**Given exercise**.
Print every entry, word for word, and skip the images.

#####

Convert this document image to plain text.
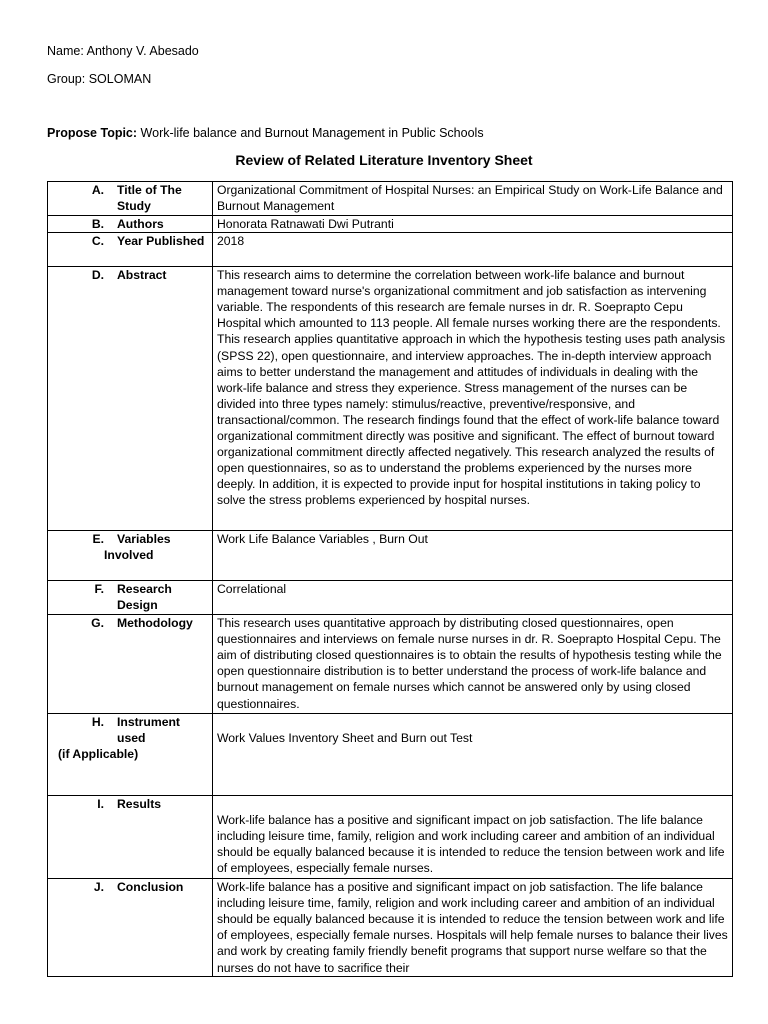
Name: Anthony V. Abesado
Group: SOLOMAN
Propose Topic: Work-life balance and Burnout Management in Public Schools
Review of Related Literature Inventory Sheet
A. Title of The Study	Organizational Commitment of Hospital Nurses: an Empirical Study on Work-Life Balance and Burnout Management

B. Authors	Honorata Ratnawati Dwi Putranti

C. Year Published	2018

D. Abstract	This research aims to determine the correlation between work-life balance and burnout management toward nurse's organizational commitment and job satisfaction as intervening variable. The respondents of this research are female nurses in dr. R. Soeprapto Cepu Hospital which amounted to 113 people. All female nurses working there are the respondents. This research applies quantitative approach in which the hypothesis testing uses path analysis (SPSS 22), open questionnaire, and interview approaches. The in-depth interview approach aims to better understand the management and attitudes of individuals in dealing with the work-life balance and stress they experience. Stress management of the nurses can be divided into three types namely: stimulus/reactive, preventive/responsive, and transactional/common. The research findings found that the effect of work-life balance toward organizational commitment directly was positive and significant. The effect of burnout toward organizational commitment directly affected negatively. This research analyzed the results of open questionnaires, so as to understand the problems experienced by the nurses more deeply. In addition, it is expected to provide input for hospital institutions in taking policy to solve the stress problems experienced by hospital nurses.

E. Variables
Involved	Work Life Balance Variables , Burn Out

F. Research Design	Correlational

G. Methodology	This research uses quantitative approach by distributing closed questionnaires, open questionnaires and interviews on female nurse nurses in dr. R. Soeprapto Hospital Cepu. The aim of distributing closed questionnaires is to obtain the results of hypothesis testing while the open questionnaire distribution is to better understand the process of work-life balance and burnout management on female nurses which cannot be answered only by using closed questionnaires.

H. Instrument used
(if Applicable)	Work Values Inventory Sheet and Burn out Test

I. Results	Work-life balance has a positive and significant impact on job satisfaction. The life balance including leisure time, family, religion and work including career and ambition of an individual should be equally balanced because it is intended to reduce the tension between work and life of employees, especially female nurses.

J. Conclusion	Work-life balance has a positive and significant impact on job satisfaction. The life balance including leisure time, family, religion and work including career and ambition of an individual should be equally balanced because it is intended to reduce the tension between work and life of employees, especially female nurses. Hospitals will help female nurses to balance their lives and work by creating family friendly benefit programs that support nurse welfare so that the nurses do not have to sacrifice their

#####

**Task output**.
Convert this document image to plain text.
Name: Anthony V. Abesado
Group: SOLOMAN
Propose Topic: Work-life balance and Burnout Management in Public Schools
Review of Related Literature Inventory Sheet
A. Title of The Study	Organizational Commitment of Hospital Nurses: an Empirical Study on Work-Life Balance and Burnout Management

B. Authors	Honorata Ratnawati Dwi Putranti

C. Year Published	2018

D. Abstract	This research aims to determine the correlation between work-life balance and burnout management toward nurse's organizational commitment and job satisfaction as intervening variable. The respondents of this research are female nurses in dr. R. Soeprapto Cepu Hospital which amounted to 113 people. All female nurses working there are the respondents. This research applies quantitative approach in which the hypothesis testing uses path analysis (SPSS 22), open questionnaire, and interview approaches. The in-depth interview approach aims to better understand the management and attitudes of individuals in dealing with the work-life balance and stress they experience. Stress management of the nurses can be divided into three types namely: stimulus/reactive, preventive/responsive, and transactional/common. The research findings found that the effect of work-life balance toward organizational commitment directly was positive and significant. The effect of burnout toward organizational commitment directly affected negatively. This research analyzed the results of open questionnaires, so as to understand the problems experienced by the nurses more deeply. In addition, it is expected to provide input for hospital institutions in taking policy to solve the stress problems experienced by hospital nurses.

E. Variables
Involved	Work Life Balance Variables , Burn Out

F. Research Design	Correlational

G. Methodology	This research uses quantitative approach by distributing closed questionnaires, open questionnaires and interviews on female nurse nurses in dr. R. Soeprapto Hospital Cepu. The aim of distributing closed questionnaires is to obtain the results of hypothesis testing while the open questionnaire distribution is to better understand the process of work-life balance and burnout management on female nurses which cannot be answered only by using closed questionnaires.

H. Instrument used
(if Applicable)	Work Values Inventory Sheet and Burn out Test

I. Results	Work-life balance has a positive and significant impact on job satisfaction. The life balance including leisure time, family, religion and work including career and ambition of an individual should be equally balanced because it is intended to reduce the tension between work and life of employees, especially female nurses.

J. Conclusion	Work-life balance has a positive and significant impact on job satisfaction. The life balance including leisure time, family, religion and work including career and ambition of an individual should be equally balanced because it is intended to reduce the tension between work and life of employees, especially female nurses. Hospitals will help female nurses to balance their lives and work by creating family friendly benefit programs that support nurse welfare so that the nurses do not have to sacrifice their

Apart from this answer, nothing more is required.